BEGIN MATERIAL FOR THIS EXERCISE

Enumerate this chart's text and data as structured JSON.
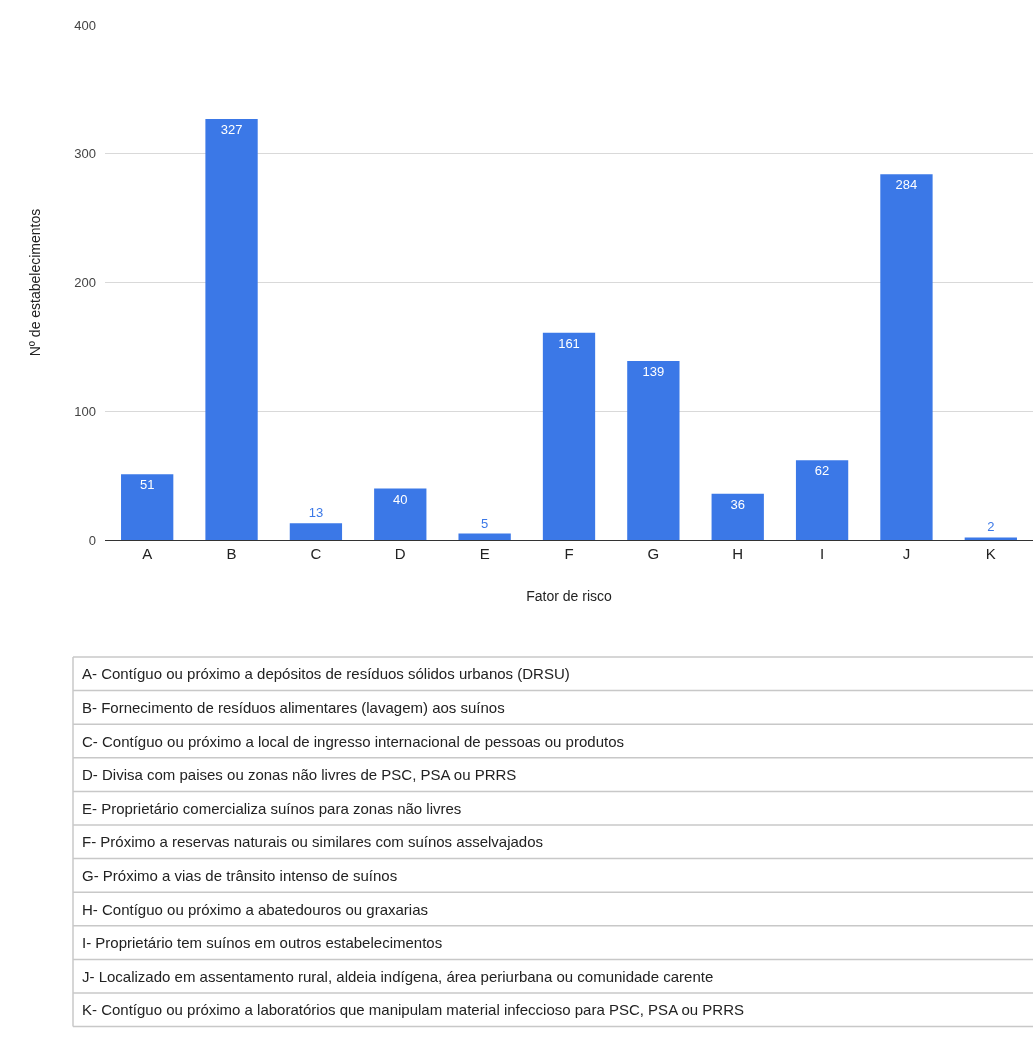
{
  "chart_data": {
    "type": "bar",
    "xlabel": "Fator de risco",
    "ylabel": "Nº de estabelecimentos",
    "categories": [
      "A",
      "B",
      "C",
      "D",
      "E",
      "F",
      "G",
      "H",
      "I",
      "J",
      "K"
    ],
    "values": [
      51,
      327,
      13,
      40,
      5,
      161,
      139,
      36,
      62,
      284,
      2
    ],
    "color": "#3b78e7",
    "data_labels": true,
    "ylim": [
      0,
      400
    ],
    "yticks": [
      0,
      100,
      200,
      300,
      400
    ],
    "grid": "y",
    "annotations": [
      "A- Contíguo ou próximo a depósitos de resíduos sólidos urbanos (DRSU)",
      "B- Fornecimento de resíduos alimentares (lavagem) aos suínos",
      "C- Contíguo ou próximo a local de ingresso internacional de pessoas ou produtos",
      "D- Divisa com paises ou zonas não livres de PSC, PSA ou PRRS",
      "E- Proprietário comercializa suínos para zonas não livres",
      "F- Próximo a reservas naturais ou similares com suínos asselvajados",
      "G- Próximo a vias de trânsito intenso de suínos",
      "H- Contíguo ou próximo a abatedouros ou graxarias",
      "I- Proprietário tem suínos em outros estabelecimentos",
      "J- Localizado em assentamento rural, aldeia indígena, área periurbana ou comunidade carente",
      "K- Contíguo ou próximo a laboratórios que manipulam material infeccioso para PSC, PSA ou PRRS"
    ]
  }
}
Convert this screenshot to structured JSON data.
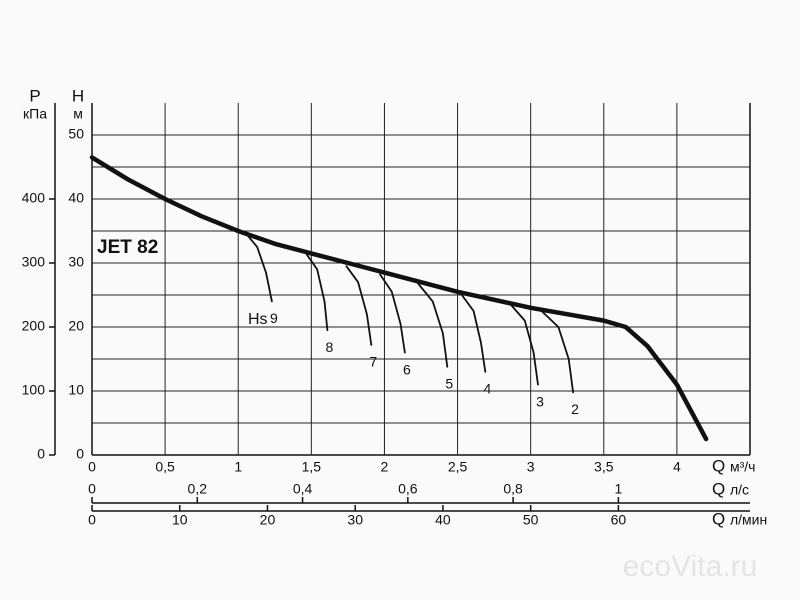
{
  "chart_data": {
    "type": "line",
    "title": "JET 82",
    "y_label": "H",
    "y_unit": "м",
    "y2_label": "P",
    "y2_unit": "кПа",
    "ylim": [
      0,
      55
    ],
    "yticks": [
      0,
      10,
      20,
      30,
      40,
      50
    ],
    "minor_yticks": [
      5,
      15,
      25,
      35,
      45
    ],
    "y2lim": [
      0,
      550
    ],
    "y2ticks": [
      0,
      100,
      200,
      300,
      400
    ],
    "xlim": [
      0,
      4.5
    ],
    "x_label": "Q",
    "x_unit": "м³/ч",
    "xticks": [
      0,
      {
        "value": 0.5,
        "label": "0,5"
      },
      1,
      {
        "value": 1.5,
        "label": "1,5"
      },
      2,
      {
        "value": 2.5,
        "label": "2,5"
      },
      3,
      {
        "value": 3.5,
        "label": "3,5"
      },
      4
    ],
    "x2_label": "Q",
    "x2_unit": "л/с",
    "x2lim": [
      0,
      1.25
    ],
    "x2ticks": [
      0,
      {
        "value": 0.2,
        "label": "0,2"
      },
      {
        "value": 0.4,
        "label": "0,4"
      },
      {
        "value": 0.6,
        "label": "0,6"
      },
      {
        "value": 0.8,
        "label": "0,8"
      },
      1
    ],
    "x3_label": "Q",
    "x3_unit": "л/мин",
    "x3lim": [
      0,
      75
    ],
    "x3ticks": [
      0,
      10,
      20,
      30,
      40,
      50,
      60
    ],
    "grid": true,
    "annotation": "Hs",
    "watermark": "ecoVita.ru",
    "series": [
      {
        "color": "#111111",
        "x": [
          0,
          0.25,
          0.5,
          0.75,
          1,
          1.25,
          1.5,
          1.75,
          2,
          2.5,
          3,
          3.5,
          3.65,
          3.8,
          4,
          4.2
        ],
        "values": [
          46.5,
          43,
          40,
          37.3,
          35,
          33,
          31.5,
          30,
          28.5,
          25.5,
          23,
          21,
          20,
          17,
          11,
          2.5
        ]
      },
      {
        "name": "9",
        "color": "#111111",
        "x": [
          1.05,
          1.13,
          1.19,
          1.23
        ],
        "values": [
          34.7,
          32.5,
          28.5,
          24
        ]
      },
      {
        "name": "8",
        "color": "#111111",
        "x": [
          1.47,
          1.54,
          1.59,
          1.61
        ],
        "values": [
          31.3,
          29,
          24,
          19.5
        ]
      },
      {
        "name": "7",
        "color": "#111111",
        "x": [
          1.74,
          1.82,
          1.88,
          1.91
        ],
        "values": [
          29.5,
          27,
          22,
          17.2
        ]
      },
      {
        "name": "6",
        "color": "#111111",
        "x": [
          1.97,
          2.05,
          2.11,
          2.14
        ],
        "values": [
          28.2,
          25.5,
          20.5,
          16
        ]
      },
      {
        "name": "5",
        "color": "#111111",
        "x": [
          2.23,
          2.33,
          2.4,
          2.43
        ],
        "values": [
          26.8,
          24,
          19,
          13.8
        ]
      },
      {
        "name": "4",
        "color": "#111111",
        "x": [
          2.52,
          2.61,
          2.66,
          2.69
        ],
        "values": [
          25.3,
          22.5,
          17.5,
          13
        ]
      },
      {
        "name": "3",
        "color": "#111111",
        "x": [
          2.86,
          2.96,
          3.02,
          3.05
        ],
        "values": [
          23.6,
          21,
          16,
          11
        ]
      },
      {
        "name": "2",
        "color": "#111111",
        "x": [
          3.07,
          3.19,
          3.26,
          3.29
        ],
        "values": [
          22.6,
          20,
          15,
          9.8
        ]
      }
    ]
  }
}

END MATERIAL FOR THIS EXERCISE

-- WRITTEN PROBLEM --
Copy each line in full and exactly, omitting any picture.

-- CORRECT OUTPUT --
Enumerate this chart's text and data as structured JSON.
{
  "chart_data": {
    "type": "bar",
    "xlabel": "Fator de risco",
    "ylabel": "Nº de estabelecimentos",
    "categories": [
      "A",
      "B",
      "C",
      "D",
      "E",
      "F",
      "G",
      "H",
      "I",
      "J",
      "K"
    ],
    "values": [
      51,
      327,
      13,
      40,
      5,
      161,
      139,
      36,
      62,
      284,
      2
    ],
    "color": "#3b78e7",
    "data_labels": true,
    "ylim": [
      0,
      400
    ],
    "yticks": [
      0,
      100,
      200,
      300,
      400
    ],
    "grid": "y",
    "annotations": [
      "A- Contíguo ou próximo a depósitos de resíduos sólidos urbanos (DRSU)",
      "B- Fornecimento de resíduos alimentares (lavagem) aos suínos",
      "C- Contíguo ou próximo a local de ingresso internacional de pessoas ou produtos",
      "D- Divisa com paises ou zonas não livres de PSC, PSA ou PRRS",
      "E- Proprietário comercializa suínos para zonas não livres",
      "F- Próximo a reservas naturais ou similares com suínos asselvajados",
      "G- Próximo a vias de trânsito intenso de suínos",
      "H- Contíguo ou próximo a abatedouros ou graxarias",
      "I- Proprietário tem suínos em outros estabelecimentos",
      "J- Localizado em assentamento rural, aldeia indígena, área periurbana ou comunidade carente",
      "K- Contíguo ou próximo a laboratórios que manipulam material infeccioso para PSC, PSA ou PRRS"
    ]
  }
}
Convert this screenshot to structured JSON data.
{
  "chart_data": {
    "type": "line",
    "title": "JET 82",
    "y_label": "H",
    "y_unit": "м",
    "y2_label": "P",
    "y2_unit": "кПа",
    "ylim": [
      0,
      55
    ],
    "yticks": [
      0,
      10,
      20,
      30,
      40,
      50
    ],
    "minor_yticks": [
      5,
      15,
      25,
      35,
      45
    ],
    "y2lim": [
      0,
      550
    ],
    "y2ticks": [
      0,
      100,
      200,
      300,
      400
    ],
    "xlim": [
      0,
      4.5
    ],
    "x_label": "Q",
    "x_unit": "м³/ч",
    "xticks": [
      0,
      {
        "value": 0.5,
        "label": "0,5"
      },
      1,
      {
        "value": 1.5,
        "label": "1,5"
      },
      2,
      {
        "value": 2.5,
        "label": "2,5"
      },
      3,
      {
        "value": 3.5,
        "label": "3,5"
      },
      4
    ],
    "x2_label": "Q",
    "x2_unit": "л/с",
    "x2lim": [
      0,
      1.25
    ],
    "x2ticks": [
      0,
      {
        "value": 0.2,
        "label": "0,2"
      },
      {
        "value": 0.4,
        "label": "0,4"
      },
      {
        "value": 0.6,
        "label": "0,6"
      },
      {
        "value": 0.8,
        "label": "0,8"
      },
      1
    ],
    "x3_label": "Q",
    "x3_unit": "л/мин",
    "x3lim": [
      0,
      75
    ],
    "x3ticks": [
      0,
      10,
      20,
      30,
      40,
      50,
      60
    ],
    "grid": true,
    "annotation": "Hs",
    "watermark": "ecoVita.ru",
    "series": [
      {
        "color": "#111111",
        "x": [
          0,
          0.25,
          0.5,
          0.75,
          1,
          1.25,
          1.5,
          1.75,
          2,
          2.5,
          3,
          3.5,
          3.65,
          3.8,
          4,
          4.2
        ],
        "values": [
          46.5,
          43,
          40,
          37.3,
          35,
          33,
          31.5,
          30,
          28.5,
          25.5,
          23,
          21,
          20,
          17,
          11,
          2.5
        ]
      },
      {
        "name": "9",
        "color": "#111111",
        "x": [
          1.05,
          1.13,
          1.19,
          1.23
        ],
        "values": [
          34.7,
          32.5,
          28.5,
          24
        ]
      },
      {
        "name": "8",
        "color": "#111111",
        "x": [
          1.47,
          1.54,
          1.59,
          1.61
        ],
        "values": [
          31.3,
          29,
          24,
          19.5
        ]
      },
      {
        "name": "7",
        "color": "#111111",
        "x": [
          1.74,
          1.82,
          1.88,
          1.91
        ],
        "values": [
          29.5,
          27,
          22,
          17.2
        ]
      },
      {
        "name": "6",
        "color": "#111111",
        "x": [
          1.97,
          2.05,
          2.11,
          2.14
        ],
        "values": [
          28.2,
          25.5,
          20.5,
          16
        ]
      },
      {
        "name": "5",
        "color": "#111111",
        "x": [
          2.23,
          2.33,
          2.4,
          2.43
        ],
        "values": [
          26.8,
          24,
          19,
          13.8
        ]
      },
      {
        "name": "4",
        "color": "#111111",
        "x": [
          2.52,
          2.61,
          2.66,
          2.69
        ],
        "values": [
          25.3,
          22.5,
          17.5,
          13
        ]
      },
      {
        "name": "3",
        "color": "#111111",
        "x": [
          2.86,
          2.96,
          3.02,
          3.05
        ],
        "values": [
          23.6,
          21,
          16,
          11
        ]
      },
      {
        "name": "2",
        "color": "#111111",
        "x": [
          3.07,
          3.19,
          3.26,
          3.29
        ],
        "values": [
          22.6,
          20,
          15,
          9.8
        ]
      }
    ]
  }
}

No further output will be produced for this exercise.